:: Stated exercise ::
Go through the data below. Pull out every line that has the word "Этимологические".

++++ Recorded data

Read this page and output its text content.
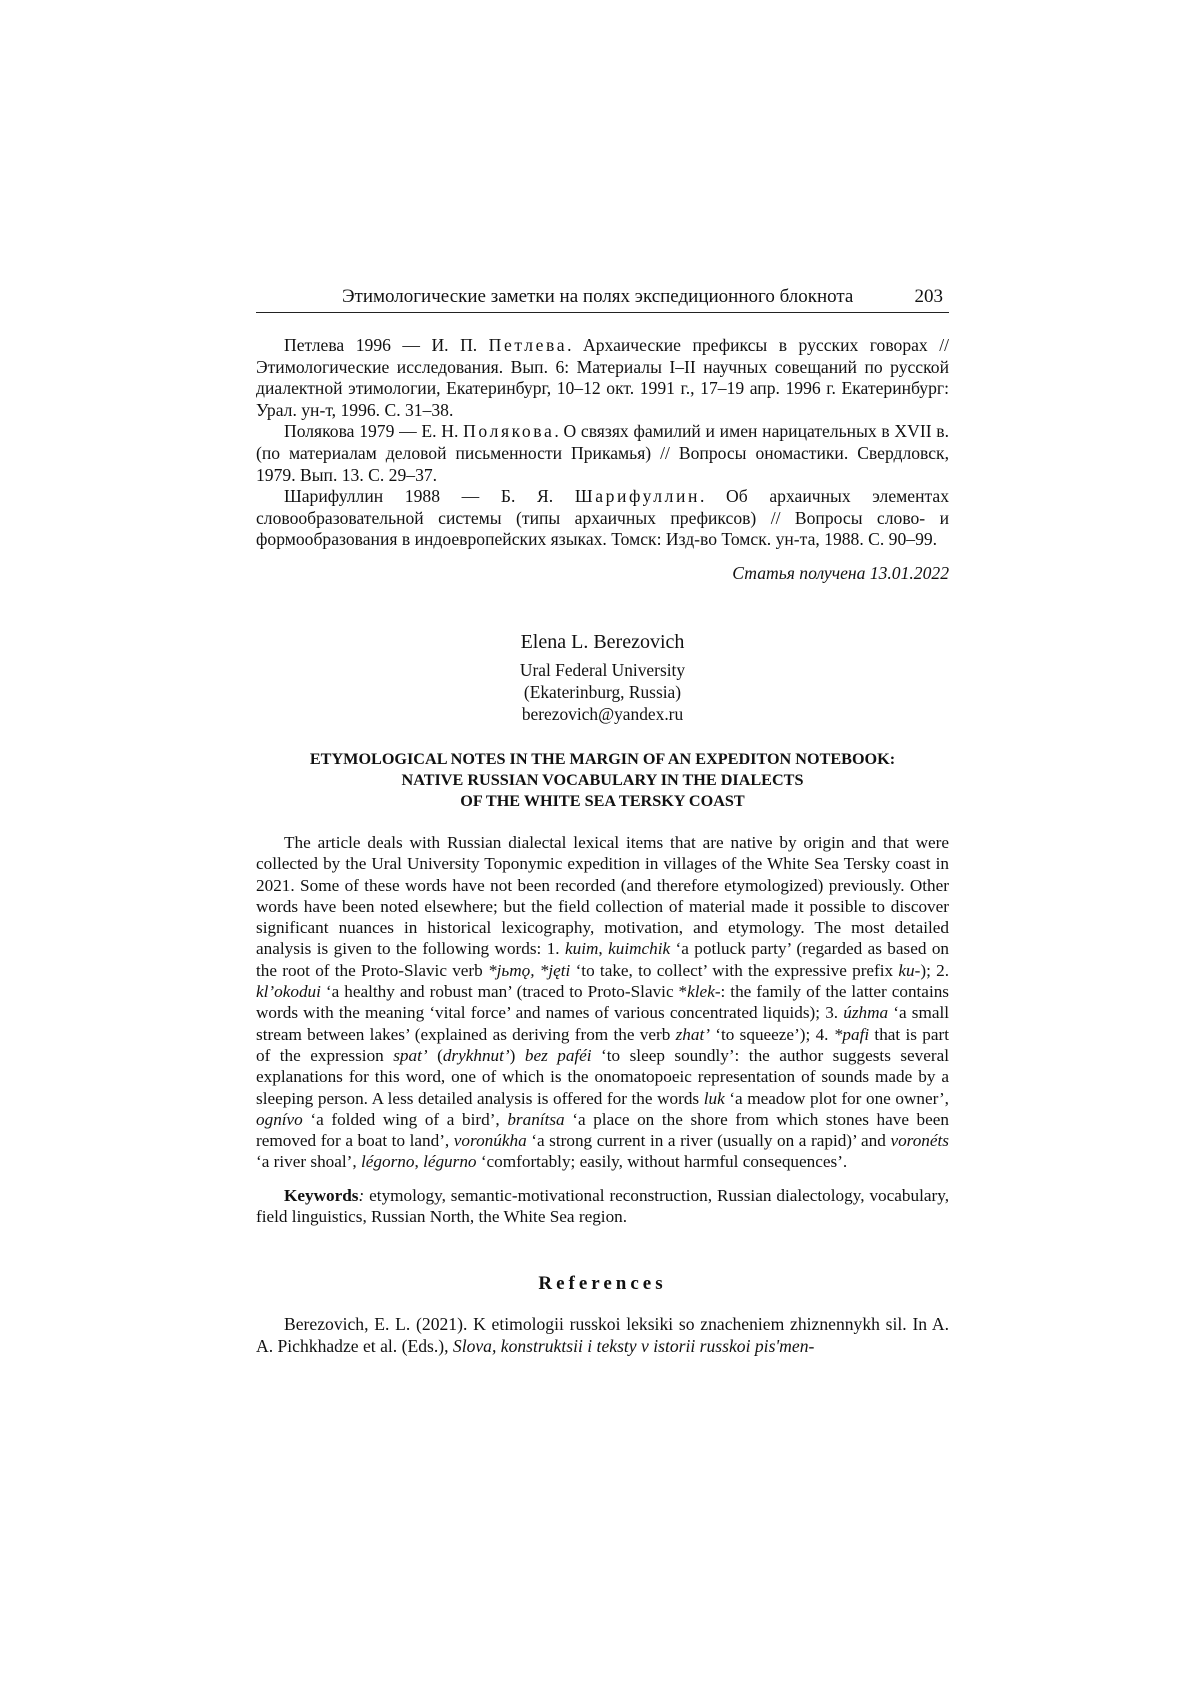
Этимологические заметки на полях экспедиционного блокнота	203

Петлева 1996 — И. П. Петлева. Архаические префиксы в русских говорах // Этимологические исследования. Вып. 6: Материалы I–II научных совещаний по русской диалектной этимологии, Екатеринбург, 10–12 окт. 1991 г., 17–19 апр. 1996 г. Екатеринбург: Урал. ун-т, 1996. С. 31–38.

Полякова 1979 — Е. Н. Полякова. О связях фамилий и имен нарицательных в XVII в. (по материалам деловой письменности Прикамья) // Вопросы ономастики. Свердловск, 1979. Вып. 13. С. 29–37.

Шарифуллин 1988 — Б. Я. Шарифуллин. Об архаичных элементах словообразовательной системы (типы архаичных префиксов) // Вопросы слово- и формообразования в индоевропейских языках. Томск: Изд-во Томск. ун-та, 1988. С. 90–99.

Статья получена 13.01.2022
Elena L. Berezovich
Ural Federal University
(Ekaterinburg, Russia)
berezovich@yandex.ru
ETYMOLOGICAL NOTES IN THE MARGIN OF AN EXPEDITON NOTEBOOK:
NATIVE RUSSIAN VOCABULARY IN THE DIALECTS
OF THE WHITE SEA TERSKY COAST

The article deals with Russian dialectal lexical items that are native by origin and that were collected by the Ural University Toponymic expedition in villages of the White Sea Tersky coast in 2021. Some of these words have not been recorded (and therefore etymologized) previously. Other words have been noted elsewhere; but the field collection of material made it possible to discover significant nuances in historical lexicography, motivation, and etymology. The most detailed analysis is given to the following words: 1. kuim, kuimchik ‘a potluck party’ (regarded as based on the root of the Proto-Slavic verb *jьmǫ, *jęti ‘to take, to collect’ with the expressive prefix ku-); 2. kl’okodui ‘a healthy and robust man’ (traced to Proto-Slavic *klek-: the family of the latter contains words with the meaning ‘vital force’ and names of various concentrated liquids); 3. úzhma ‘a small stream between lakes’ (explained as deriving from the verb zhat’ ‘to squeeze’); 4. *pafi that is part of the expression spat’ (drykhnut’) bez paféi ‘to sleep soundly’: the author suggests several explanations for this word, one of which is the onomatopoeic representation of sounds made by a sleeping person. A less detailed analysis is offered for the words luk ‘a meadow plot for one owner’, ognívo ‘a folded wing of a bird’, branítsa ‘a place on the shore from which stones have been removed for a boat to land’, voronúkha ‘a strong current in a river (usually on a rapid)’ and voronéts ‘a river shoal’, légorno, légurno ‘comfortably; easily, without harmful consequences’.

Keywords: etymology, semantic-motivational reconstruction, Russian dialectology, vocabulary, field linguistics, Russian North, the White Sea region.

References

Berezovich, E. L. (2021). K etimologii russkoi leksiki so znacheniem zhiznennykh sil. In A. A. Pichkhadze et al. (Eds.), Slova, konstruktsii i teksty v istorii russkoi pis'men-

++++++++

:: Written response ::
Этимологические заметки на полях экспедиционного блокнота	203
Петлева 1996 — И. П. Петлева. Архаические префиксы в русских говорах // Этимологические исследования. Вып. 6: Материалы I–II научных совещаний по русской диалектной этимологии, Екатеринбург, 10–12 окт. 1991 г., 17–19 апр. 1996 г. Екатеринбург: Урал. ун-т, 1996. С. 31–38.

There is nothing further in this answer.